**Required work:** Read the lines that follow and tally those with the word "name"; give the number and nothing else.

Chart and figure data

•••••

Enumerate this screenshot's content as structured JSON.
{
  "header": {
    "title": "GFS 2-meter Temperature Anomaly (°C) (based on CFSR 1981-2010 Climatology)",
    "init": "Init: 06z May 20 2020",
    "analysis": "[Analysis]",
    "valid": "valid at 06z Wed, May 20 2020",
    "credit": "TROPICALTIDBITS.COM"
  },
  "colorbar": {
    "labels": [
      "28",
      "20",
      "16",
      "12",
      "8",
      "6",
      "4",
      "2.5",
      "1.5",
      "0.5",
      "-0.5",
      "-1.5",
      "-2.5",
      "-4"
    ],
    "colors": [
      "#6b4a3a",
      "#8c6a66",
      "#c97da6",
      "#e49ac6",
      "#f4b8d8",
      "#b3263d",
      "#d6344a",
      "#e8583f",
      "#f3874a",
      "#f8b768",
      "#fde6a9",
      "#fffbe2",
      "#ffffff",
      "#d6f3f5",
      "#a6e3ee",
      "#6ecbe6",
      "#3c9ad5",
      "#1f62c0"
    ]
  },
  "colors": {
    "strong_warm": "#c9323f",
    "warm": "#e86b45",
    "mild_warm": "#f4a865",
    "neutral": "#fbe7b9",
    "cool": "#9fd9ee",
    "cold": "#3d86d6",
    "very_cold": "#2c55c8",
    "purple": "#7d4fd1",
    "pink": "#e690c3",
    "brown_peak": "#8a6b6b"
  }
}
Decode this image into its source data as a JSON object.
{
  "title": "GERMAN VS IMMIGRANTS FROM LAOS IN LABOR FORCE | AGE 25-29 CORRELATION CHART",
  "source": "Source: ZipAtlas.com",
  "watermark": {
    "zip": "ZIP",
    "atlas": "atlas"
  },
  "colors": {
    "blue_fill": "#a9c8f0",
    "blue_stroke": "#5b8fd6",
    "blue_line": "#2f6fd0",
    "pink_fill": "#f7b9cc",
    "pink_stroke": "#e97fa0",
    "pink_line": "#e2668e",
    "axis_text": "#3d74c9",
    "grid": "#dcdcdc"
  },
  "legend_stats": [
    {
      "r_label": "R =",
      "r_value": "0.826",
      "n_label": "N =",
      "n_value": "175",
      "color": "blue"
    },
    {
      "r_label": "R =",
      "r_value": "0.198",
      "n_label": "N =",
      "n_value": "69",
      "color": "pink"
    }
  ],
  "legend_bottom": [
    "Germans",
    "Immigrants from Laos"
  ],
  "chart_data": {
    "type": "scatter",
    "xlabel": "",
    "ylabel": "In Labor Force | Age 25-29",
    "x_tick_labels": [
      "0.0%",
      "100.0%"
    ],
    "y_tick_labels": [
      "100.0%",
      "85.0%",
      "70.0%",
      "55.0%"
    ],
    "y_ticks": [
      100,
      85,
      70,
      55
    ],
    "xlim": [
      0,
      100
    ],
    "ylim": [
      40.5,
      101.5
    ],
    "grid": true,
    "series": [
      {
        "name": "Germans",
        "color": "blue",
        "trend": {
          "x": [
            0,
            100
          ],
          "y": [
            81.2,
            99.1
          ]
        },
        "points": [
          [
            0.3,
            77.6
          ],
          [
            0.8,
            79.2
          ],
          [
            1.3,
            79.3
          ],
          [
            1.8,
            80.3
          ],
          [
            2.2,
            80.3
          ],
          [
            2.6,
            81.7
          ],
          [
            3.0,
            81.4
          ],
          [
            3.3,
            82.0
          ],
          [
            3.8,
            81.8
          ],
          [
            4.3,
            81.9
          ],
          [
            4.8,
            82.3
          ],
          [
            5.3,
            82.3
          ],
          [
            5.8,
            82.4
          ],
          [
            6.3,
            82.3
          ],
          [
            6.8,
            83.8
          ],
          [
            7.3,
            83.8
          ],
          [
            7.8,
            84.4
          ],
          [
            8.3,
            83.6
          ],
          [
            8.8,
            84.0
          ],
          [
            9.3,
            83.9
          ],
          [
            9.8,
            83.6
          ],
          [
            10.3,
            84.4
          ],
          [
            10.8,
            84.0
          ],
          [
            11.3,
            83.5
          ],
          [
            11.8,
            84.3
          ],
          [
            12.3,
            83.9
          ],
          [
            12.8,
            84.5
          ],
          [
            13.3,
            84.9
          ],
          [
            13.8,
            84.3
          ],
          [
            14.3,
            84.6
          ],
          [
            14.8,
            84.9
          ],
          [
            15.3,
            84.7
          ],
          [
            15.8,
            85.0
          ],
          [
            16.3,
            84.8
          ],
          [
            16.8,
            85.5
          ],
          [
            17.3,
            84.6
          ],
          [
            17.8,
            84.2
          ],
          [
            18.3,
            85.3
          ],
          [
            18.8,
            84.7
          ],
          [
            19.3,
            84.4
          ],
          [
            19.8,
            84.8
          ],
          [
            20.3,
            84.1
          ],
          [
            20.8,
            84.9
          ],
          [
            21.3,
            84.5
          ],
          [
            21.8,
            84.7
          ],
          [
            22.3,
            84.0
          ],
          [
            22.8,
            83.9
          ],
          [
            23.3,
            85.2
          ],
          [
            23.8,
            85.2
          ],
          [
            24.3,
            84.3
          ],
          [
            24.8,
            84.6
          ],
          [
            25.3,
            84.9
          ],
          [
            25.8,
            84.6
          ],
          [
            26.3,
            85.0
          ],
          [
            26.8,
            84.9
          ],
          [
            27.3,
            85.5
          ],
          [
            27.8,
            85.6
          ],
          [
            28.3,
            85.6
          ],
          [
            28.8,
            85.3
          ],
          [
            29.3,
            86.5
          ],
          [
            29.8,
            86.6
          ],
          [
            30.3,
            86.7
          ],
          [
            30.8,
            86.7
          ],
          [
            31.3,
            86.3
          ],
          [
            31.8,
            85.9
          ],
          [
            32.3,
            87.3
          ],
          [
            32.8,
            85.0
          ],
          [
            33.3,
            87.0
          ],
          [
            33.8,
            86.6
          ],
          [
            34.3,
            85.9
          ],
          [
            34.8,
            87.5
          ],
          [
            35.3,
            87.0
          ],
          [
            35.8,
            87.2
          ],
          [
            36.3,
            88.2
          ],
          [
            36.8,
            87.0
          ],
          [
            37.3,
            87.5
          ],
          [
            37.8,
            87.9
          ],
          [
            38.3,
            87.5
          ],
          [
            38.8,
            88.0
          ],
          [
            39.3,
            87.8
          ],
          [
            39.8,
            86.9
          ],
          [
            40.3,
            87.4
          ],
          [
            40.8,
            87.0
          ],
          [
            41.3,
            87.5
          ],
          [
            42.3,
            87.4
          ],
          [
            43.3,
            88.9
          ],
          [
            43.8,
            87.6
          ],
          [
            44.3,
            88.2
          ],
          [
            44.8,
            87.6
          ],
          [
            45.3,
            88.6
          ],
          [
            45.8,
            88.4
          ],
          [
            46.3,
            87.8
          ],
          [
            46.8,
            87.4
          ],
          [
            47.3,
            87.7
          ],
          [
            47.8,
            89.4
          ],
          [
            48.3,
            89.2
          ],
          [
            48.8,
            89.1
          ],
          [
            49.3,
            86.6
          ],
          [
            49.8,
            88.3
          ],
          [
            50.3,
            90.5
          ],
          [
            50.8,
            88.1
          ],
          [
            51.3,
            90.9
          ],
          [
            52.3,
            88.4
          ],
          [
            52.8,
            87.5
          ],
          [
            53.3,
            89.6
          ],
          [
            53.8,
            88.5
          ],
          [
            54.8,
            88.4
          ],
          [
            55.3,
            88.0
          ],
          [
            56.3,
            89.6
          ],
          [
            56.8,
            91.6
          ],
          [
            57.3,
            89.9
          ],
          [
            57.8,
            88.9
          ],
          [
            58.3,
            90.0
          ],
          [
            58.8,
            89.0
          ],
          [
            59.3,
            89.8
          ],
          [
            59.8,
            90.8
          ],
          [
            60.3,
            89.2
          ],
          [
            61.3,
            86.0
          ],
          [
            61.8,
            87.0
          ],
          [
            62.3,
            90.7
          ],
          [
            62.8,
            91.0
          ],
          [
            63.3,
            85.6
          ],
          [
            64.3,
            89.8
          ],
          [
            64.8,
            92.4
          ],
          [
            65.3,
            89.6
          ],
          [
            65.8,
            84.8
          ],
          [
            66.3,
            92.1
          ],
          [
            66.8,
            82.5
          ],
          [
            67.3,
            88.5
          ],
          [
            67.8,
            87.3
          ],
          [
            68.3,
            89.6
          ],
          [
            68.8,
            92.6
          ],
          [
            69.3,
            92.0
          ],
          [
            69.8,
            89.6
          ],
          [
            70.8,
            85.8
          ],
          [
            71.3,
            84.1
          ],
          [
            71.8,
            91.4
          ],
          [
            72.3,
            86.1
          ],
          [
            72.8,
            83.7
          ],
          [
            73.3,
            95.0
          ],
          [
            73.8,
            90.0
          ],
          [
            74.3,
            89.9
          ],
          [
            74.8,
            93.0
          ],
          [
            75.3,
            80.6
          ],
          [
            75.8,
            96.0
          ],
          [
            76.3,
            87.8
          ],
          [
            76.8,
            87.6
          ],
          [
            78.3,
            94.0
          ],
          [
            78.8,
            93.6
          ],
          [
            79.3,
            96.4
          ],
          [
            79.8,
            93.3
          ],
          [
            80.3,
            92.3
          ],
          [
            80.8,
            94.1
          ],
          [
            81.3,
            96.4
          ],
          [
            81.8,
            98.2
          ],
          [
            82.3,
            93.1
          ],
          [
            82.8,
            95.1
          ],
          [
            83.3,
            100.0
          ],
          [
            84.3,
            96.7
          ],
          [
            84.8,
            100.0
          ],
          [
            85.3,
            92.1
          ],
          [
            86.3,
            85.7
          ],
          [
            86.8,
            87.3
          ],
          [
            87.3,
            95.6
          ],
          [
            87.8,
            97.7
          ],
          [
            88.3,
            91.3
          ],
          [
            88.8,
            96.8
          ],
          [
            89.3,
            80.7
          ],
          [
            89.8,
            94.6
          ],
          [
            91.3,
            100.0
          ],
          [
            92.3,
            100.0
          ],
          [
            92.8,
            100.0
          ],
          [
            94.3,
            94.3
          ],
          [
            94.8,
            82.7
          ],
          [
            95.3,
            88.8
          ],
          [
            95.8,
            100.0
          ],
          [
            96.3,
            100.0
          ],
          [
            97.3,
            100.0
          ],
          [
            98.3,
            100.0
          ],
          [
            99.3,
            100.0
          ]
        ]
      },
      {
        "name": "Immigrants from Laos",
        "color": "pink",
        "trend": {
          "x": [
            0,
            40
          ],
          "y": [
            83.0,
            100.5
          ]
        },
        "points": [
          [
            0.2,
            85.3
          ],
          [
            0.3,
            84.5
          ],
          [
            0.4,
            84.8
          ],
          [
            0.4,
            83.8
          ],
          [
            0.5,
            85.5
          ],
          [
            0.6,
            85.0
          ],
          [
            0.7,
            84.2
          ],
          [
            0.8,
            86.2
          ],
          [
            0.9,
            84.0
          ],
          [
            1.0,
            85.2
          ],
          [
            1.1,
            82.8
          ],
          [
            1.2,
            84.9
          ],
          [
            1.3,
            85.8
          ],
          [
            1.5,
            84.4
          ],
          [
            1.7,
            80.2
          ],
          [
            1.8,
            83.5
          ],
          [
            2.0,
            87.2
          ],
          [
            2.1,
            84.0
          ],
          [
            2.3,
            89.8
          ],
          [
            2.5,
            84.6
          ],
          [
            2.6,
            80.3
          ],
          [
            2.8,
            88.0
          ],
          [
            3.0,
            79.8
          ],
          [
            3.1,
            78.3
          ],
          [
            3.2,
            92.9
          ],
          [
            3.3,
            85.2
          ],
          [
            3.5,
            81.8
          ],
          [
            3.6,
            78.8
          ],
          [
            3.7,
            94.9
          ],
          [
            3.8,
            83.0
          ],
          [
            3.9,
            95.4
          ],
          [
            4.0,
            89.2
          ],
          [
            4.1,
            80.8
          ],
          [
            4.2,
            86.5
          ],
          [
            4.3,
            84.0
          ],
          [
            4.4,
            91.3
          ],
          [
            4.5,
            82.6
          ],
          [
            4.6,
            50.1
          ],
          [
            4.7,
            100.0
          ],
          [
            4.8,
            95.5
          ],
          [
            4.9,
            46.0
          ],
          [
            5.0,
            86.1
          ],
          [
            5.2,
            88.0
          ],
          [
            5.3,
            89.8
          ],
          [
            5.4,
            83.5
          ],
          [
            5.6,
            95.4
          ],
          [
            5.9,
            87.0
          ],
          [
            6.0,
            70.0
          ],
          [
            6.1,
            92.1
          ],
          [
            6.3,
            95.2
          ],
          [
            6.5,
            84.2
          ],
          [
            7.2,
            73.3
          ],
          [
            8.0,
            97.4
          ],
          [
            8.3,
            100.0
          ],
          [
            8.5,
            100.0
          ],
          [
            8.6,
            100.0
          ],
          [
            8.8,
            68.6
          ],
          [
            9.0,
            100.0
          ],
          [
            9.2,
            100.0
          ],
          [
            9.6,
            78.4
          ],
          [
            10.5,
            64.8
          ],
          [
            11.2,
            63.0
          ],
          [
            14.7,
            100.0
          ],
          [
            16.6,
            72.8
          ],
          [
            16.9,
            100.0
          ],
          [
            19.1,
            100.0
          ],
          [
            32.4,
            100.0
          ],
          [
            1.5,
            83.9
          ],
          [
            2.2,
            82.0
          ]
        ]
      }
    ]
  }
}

•••••

**Answer for this exercise:** 2